Copy every line of the entries that includes the word "SUTTON".

### Supplied data

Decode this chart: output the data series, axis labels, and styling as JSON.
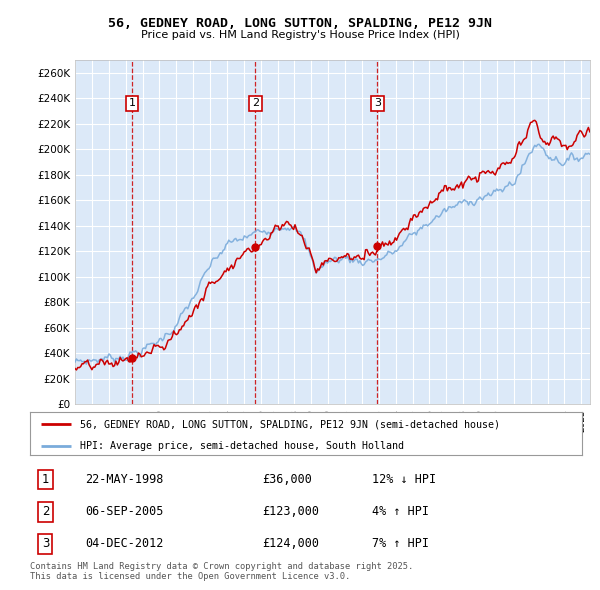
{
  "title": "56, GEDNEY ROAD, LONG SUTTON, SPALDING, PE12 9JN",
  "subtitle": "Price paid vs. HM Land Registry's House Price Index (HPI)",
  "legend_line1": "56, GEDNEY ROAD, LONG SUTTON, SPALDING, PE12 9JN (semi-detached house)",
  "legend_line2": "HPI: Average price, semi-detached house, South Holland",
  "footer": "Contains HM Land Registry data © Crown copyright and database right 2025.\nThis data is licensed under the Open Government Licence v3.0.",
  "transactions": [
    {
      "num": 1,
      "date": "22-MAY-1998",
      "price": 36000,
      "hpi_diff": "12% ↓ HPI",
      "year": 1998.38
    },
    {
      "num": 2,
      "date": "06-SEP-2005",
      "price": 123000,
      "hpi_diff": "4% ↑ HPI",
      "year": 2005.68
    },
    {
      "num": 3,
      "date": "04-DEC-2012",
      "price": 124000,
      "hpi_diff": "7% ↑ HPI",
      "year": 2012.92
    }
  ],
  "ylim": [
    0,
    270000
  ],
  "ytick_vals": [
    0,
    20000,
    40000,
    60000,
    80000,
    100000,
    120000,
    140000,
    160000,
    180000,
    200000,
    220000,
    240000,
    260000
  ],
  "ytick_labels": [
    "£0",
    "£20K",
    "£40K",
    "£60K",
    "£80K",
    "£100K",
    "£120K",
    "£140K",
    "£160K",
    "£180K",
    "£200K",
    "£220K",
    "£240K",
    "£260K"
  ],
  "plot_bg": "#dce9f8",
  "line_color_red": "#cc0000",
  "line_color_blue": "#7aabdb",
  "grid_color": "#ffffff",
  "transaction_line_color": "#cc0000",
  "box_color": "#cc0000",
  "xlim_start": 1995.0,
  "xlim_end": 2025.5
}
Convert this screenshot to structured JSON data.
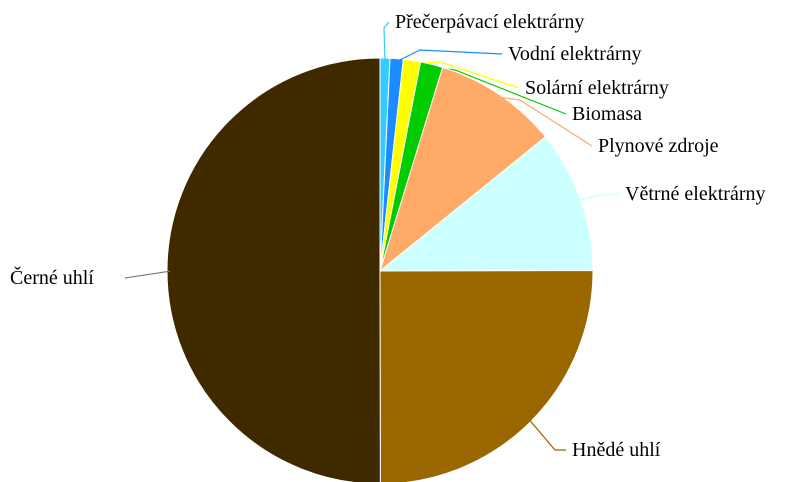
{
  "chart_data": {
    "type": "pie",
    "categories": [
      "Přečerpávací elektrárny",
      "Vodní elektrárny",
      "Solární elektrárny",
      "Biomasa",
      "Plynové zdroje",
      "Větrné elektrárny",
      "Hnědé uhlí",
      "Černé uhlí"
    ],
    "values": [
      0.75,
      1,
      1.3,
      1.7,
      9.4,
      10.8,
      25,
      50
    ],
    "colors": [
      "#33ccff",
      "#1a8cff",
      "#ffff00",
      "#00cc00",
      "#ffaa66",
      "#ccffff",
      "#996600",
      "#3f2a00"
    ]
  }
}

######

--- Complete response ---
  "title": "56, GEDNEY ROAD, LONG SUTTON, SPALDING, PE12 9JN",
  "legend_line1": "56, GEDNEY ROAD, LONG SUTTON, SPALDING, PE12 9JN (semi-detached house)",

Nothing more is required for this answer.